**Brano scelto**.
########################################

Stop alla monocoltura, abbandonare la minerale, investire sulla desalinizzazione: è la ricetta di Norbert Niederkofler, l’unico chef in Italia ad aver ricevuto una Stella Verde Michelin, per mitigare le conseguenze della crisi idrica all’interno del suo settore
Unsplash
«Acqua» è, senza ombra di dubbio, una delle parole più scritte, cercate e lette degli ultimi mesi. E questo perché in Italia non ce n’è quasi più. L’acqua è un elemento chiave per qualunque attività, umana e non, dall’industria, all’uso domestico fino all’alta cucina: è il bene per cui dobbiamo metterci in testa di lottare da qui in avanti.
In Italia siamo viziati: di acqua potabile ne abbiamo in abbondanza (ma ne sprechiamo in enormi quantità a causa dell’inefficienza della nostra rete idrica), tant’è la usiamo anche per attività in cui non sarebbe essenziale. Nonostante il 99% degli italiani abbia accesso all’acqua potabile (dati diffusi dall’Istituto superiore della sanità), siamo il terzo Paese al mondo per consumo di acqua minerale dietro al Messico e alla Thailandia.
In poche parole l’acqua, che è un bene che potremmo avere tutti a chilometro zero, scegliamo di consumarla dentro a contenitori di plastica. Questo si traduce in un dato molto significativo: ogni minuto vengono acquistate circa 1 milione di bottiglie di plastica, ma ne viene riciclato meno del 10%. Se continuiamo così, nel 2050 nei nostri oceani ci saranno più rifiuti plastici che pesci.
Questo, in un eterno cane che si morde la coda, comporta la produzione di emissioni e rifiuti in misura sempre crescente, tanto che il tre stelle Michelin Norbert Niederkofler ad AlpiNN – ristorante che ha aperto insieme al suo socio di Mo-Food Paolo Ferretti dentro l’edificio del Museo della fotografia di montagna Lumen e guidato da Fabio Curreli – ha scelto di non vendere, né utilizzare, acqua in bottiglia.

########################################

**Consegna A**.
Secondo il brano sulla crisi idrica, che posto occupa l'Italia nel mondo per consumo di acqua minerale?
**Consegna B**.
Prosegui il brano sulla crisi idrica a partire dalla sua ultima frase.

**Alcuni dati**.
########################################

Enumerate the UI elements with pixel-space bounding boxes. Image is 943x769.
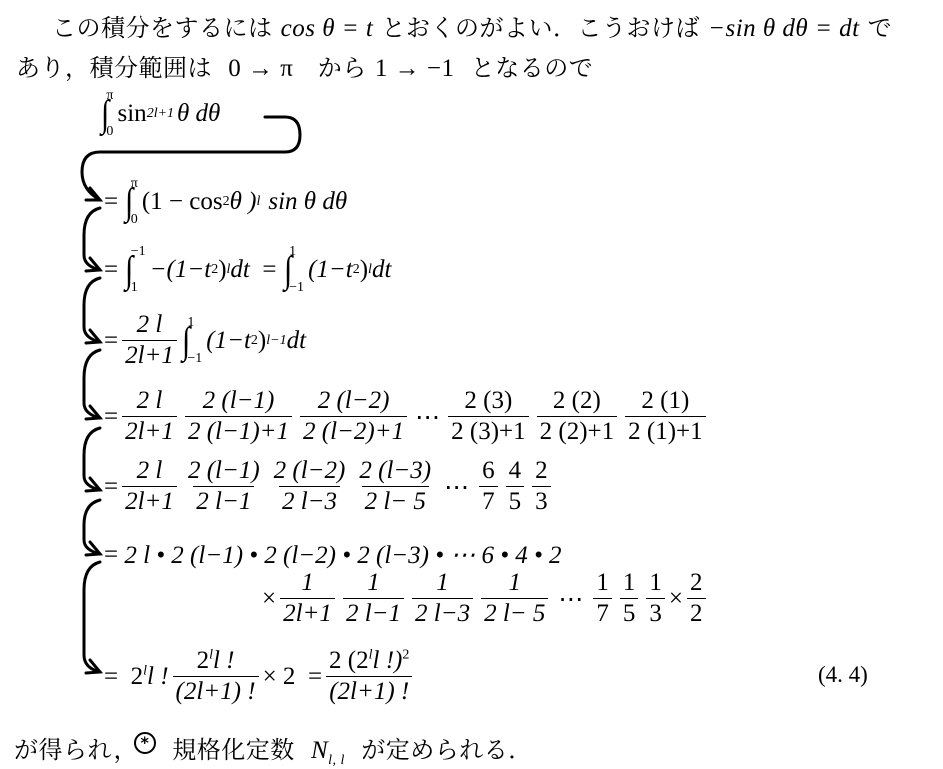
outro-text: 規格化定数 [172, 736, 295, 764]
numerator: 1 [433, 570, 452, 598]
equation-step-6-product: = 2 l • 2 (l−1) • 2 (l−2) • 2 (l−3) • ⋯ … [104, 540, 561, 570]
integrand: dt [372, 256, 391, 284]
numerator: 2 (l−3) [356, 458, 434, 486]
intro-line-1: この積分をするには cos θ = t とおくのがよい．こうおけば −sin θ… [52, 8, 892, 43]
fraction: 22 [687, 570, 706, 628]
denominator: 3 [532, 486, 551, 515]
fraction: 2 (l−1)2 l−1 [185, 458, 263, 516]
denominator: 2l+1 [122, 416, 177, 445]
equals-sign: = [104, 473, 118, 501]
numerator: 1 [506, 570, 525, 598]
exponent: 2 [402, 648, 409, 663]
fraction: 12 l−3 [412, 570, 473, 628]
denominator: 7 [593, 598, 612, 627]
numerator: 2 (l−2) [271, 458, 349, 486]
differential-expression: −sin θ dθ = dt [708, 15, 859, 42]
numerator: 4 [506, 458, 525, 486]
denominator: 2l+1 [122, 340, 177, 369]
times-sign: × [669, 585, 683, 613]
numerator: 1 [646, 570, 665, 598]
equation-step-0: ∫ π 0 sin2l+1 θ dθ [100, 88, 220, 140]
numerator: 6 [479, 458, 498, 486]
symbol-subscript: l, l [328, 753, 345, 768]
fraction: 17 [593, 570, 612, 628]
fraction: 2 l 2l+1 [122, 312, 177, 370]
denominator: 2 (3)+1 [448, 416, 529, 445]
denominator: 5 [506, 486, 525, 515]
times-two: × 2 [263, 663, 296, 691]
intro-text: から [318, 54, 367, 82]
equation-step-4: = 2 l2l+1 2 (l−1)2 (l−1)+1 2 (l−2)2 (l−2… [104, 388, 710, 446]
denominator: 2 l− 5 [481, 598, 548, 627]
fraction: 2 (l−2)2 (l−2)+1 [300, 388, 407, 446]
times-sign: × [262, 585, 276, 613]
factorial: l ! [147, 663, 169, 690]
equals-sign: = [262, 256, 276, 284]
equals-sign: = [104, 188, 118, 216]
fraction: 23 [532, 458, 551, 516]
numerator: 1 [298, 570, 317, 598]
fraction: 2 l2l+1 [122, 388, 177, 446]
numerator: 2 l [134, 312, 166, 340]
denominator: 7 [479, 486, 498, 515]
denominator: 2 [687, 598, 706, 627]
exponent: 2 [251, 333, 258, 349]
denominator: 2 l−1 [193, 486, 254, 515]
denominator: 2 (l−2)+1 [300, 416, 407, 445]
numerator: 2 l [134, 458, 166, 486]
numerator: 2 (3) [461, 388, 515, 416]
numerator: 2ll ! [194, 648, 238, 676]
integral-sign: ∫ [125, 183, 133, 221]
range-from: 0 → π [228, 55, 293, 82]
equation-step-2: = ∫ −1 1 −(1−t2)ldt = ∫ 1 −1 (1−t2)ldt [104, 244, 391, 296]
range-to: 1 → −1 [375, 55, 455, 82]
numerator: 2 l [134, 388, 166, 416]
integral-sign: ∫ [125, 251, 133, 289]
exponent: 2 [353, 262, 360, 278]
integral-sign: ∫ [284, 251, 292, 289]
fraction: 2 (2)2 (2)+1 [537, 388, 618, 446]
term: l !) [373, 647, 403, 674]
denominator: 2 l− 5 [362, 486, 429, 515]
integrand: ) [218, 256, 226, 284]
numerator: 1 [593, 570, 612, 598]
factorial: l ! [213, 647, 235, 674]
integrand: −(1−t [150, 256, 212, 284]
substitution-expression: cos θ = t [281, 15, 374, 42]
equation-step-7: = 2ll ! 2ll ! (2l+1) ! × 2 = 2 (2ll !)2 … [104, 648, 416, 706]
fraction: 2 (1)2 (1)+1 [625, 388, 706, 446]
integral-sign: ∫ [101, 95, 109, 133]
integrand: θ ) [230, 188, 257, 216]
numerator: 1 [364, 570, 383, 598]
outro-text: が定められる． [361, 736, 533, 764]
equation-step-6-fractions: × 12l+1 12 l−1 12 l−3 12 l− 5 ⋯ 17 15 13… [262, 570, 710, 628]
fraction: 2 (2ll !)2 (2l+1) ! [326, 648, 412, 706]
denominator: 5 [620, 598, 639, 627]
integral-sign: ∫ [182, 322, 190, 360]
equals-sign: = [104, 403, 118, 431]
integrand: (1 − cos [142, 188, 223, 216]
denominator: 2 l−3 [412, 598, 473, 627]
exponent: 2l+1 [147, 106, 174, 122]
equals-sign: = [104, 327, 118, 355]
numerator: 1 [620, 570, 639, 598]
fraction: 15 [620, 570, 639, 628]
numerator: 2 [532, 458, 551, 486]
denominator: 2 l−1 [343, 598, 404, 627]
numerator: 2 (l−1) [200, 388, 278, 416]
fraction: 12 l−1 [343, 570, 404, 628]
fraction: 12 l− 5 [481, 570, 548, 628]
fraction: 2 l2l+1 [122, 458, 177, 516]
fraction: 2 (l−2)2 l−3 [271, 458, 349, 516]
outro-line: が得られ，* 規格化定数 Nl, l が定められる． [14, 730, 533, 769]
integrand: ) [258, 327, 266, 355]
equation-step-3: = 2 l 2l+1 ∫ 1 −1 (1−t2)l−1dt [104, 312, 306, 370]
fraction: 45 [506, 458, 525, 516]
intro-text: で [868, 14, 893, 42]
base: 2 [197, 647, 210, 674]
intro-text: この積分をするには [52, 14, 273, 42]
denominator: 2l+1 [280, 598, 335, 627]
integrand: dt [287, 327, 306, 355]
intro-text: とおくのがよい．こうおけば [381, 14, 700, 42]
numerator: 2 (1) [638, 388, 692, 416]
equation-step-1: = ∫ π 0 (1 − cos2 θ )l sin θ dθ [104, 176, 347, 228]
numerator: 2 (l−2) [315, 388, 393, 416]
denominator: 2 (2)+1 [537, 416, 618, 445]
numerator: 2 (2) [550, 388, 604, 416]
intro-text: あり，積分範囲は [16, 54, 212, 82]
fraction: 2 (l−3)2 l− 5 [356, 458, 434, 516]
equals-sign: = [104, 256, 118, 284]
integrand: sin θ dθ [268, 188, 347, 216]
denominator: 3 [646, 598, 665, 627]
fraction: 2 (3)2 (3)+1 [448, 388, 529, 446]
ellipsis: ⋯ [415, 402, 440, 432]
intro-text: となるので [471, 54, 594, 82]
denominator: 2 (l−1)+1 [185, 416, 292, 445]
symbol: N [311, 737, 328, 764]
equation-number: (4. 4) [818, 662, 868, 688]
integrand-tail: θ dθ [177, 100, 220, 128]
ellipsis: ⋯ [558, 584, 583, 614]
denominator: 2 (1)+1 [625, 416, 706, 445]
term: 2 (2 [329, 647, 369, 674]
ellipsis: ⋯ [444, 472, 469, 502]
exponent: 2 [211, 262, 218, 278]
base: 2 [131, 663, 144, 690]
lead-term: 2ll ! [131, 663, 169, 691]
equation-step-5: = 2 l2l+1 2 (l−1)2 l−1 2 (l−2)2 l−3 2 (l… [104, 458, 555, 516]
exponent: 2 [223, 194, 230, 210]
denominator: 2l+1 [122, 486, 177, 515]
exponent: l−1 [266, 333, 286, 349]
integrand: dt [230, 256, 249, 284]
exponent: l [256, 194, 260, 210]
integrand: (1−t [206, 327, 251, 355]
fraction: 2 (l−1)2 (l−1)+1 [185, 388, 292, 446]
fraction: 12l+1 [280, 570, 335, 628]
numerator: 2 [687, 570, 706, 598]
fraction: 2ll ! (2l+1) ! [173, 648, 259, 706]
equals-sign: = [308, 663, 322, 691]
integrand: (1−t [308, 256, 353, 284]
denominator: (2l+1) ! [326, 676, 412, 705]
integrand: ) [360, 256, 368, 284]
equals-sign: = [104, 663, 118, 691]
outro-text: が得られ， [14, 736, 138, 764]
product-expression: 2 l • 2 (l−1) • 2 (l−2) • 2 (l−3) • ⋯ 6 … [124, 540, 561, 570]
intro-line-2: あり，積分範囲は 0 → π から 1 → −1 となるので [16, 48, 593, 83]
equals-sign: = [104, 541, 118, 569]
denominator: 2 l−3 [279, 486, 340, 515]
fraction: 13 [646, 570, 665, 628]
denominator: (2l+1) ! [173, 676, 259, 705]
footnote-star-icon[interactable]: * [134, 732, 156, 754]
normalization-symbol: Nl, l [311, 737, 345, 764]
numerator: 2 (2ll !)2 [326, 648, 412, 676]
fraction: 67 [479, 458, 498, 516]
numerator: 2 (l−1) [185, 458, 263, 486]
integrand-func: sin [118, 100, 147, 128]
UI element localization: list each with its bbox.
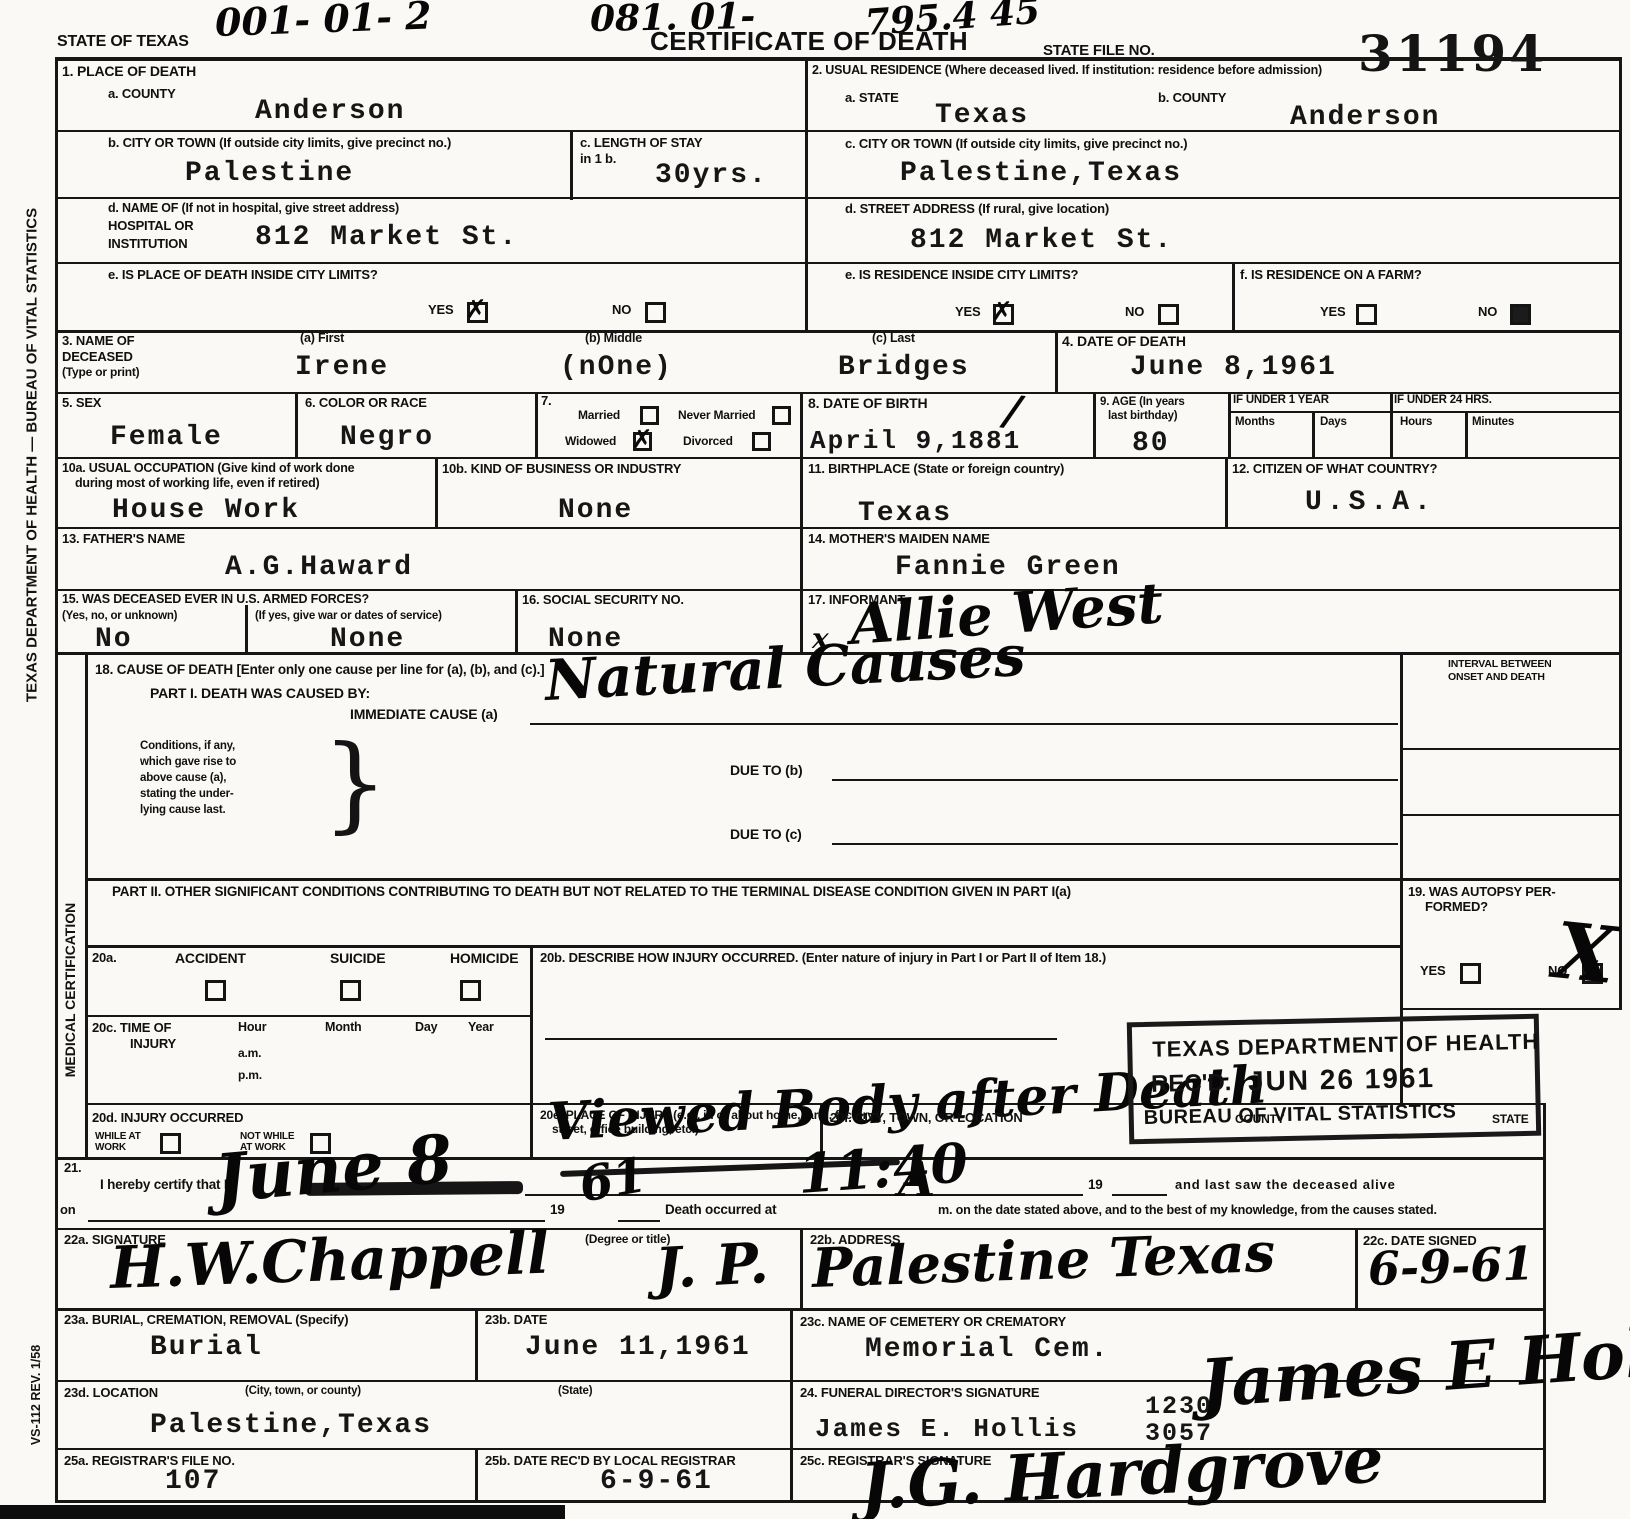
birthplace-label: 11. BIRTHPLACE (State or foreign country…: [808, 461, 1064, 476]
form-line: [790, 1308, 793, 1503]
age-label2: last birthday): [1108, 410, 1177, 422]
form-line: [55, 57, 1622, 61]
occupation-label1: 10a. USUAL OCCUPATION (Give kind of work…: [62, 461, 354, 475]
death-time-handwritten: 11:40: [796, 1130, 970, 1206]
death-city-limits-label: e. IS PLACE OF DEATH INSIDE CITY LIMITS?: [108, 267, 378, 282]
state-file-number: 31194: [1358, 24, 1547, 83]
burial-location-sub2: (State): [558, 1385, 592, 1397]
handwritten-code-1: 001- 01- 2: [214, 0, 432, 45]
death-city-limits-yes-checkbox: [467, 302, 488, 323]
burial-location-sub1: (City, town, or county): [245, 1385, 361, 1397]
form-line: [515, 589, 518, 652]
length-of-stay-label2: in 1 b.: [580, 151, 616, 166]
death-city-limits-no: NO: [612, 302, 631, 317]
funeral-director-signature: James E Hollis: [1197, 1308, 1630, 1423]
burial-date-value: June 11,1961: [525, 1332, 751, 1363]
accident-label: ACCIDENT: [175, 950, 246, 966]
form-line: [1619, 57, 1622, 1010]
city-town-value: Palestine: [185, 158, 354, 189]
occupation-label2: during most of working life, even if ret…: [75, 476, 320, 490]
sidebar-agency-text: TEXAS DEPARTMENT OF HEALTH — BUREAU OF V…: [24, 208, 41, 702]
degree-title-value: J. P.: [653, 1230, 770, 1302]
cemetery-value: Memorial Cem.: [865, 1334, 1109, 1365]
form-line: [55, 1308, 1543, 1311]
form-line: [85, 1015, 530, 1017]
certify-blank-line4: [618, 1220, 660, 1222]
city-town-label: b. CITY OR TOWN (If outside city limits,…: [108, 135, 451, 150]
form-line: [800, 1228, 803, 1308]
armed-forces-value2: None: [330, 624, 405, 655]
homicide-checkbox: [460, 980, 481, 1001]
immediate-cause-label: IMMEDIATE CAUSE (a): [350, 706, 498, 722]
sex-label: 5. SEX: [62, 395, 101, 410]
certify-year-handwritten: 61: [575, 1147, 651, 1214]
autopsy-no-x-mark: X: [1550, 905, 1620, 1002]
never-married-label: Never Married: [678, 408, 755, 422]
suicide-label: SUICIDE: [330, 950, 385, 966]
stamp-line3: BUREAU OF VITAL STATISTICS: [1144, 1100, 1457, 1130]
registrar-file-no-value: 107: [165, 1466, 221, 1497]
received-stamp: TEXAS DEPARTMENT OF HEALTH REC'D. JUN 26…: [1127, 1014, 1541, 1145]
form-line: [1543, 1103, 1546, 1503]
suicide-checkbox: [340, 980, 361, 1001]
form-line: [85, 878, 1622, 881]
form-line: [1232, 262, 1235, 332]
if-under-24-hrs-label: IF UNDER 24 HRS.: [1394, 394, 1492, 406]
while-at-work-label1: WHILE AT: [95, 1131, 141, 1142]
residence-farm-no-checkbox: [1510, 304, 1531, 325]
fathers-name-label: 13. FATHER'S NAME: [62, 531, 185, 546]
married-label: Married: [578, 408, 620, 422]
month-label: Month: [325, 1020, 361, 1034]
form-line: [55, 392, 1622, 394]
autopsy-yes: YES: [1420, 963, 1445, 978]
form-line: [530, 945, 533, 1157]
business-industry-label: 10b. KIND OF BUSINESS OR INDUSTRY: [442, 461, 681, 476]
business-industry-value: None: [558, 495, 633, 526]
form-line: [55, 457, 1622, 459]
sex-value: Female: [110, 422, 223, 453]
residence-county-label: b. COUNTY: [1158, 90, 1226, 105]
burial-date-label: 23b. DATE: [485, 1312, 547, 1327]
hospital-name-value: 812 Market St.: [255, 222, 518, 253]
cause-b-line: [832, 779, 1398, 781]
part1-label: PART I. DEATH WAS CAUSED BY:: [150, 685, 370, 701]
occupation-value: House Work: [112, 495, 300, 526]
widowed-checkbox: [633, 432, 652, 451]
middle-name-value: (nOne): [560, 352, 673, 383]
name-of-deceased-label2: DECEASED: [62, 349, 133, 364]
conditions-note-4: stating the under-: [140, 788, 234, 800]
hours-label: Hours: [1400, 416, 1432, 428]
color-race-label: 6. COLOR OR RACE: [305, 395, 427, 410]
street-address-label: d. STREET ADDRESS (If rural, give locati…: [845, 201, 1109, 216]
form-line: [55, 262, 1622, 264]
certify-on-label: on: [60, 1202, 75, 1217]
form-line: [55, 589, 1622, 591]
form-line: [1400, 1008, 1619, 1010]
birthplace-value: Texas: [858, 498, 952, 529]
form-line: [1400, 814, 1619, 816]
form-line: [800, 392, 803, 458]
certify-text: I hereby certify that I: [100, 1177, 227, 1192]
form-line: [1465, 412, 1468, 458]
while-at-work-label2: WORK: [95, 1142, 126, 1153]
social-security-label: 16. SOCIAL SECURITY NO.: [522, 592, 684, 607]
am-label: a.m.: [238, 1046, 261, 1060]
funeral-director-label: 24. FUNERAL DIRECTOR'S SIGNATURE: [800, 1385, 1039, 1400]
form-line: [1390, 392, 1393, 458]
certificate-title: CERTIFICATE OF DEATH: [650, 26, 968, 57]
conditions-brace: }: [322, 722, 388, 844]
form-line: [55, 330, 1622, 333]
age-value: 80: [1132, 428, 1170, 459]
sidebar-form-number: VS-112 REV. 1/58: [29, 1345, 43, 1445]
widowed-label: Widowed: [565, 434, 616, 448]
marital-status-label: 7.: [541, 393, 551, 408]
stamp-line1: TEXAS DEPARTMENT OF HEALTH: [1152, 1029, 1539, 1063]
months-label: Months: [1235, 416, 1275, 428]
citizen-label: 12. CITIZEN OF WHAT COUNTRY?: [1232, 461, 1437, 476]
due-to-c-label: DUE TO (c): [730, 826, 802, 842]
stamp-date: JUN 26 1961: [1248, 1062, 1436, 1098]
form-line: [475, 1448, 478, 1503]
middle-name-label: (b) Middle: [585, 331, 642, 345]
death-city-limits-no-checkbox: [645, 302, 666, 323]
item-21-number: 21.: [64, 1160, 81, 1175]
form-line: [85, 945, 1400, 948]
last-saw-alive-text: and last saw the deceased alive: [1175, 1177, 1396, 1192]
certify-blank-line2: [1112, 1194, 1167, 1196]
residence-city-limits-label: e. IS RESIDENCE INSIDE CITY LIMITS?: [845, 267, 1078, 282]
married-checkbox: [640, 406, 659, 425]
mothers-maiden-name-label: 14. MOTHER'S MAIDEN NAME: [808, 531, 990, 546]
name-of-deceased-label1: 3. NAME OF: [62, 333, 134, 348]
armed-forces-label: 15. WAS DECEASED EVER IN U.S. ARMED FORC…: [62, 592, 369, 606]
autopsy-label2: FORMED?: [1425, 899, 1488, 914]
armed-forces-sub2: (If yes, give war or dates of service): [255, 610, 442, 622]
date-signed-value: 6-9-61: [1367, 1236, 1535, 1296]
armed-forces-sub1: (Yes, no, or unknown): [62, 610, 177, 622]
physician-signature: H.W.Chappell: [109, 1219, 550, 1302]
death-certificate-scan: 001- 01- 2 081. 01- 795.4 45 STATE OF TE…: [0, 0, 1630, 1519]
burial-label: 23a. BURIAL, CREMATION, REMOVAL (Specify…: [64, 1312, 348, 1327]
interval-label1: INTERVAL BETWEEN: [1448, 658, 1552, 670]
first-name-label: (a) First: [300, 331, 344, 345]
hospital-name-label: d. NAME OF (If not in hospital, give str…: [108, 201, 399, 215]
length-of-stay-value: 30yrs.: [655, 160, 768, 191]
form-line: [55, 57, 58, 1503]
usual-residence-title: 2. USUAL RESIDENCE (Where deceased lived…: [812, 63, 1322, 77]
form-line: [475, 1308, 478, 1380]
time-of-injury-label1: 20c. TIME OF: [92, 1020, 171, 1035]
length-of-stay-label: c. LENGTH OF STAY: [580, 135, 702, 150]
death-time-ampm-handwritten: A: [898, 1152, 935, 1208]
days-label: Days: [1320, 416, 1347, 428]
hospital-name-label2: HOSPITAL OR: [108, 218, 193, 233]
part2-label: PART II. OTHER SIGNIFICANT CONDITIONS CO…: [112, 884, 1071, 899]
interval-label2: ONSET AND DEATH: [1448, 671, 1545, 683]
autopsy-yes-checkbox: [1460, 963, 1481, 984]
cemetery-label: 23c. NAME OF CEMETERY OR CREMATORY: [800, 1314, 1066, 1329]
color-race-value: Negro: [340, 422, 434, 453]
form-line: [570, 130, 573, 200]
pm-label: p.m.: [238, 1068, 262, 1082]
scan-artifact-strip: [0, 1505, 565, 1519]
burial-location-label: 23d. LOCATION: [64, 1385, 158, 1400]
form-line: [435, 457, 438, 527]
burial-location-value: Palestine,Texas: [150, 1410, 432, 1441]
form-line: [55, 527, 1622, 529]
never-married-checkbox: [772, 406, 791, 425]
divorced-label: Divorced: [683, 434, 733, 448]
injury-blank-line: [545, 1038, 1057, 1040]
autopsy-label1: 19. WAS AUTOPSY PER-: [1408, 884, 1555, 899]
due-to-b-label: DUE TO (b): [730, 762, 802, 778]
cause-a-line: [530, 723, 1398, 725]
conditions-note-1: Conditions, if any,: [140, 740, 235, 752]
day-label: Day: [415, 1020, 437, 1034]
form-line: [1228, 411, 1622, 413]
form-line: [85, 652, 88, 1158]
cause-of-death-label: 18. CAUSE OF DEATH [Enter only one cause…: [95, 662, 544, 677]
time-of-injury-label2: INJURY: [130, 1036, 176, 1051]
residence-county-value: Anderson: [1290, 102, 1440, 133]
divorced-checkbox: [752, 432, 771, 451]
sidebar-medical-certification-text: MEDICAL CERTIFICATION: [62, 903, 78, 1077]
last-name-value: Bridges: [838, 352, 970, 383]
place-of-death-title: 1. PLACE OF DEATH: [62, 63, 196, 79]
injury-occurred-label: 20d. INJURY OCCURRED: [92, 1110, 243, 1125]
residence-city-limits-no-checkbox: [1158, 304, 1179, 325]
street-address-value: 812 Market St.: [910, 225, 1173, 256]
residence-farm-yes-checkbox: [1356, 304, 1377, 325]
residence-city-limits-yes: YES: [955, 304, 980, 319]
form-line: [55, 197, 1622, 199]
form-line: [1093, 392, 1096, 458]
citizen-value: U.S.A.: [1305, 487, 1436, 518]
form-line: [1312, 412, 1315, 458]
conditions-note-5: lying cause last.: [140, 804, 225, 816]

########################################

**Risposta scritta A**.
Il terzo posto, dietro al Messico e alla Thailandia.

**Risposta scritta B**.
Niederkofler – grazie al suo lavoro nel ristorante dove è chef resident, il St. Hubertus di San Cassiano – è riuscito a tingere di verde una delle tre stelle Michelin (riconoscimento che valuta l’impegno del ristorante in merito alla sostenibilità nei termini della valorizzazione del territorio, del contrasto agli sprechi alimentari e dell’utilizzo della plastica). Lo chef altoatesino classe 1961 è fermamente convinto della necessità di invertire la rotta per salvaguardare risorse e la biodiversità.
«Io ho sessant’anni, a cento non ci arrivo e le conseguenze estreme di come stiamo distruggendo il mondo non le vedrò, ma i miei figli sì. La vedi quella montagna là?» lo chef indica un punto oltre le vetrate del Lumen, che si affacciano su tutto il comprensorio di Plan de Corones, «quello è il monte Magro, nella valle Aurina, quando ero ragazzo per arrivare al rifugio che c’è in cima avevi due strade: o farti quaranta minuti buoni di ghiacciaio, oppure fare una ferrata. Ecco, lo hanno dovuto spostare più in basso. Quando facevo le gare di sci d’estate mi allenavo sulla Marmolada e sullo Stelvio. Le hai viste le foto di come è ridotto quest’anno?».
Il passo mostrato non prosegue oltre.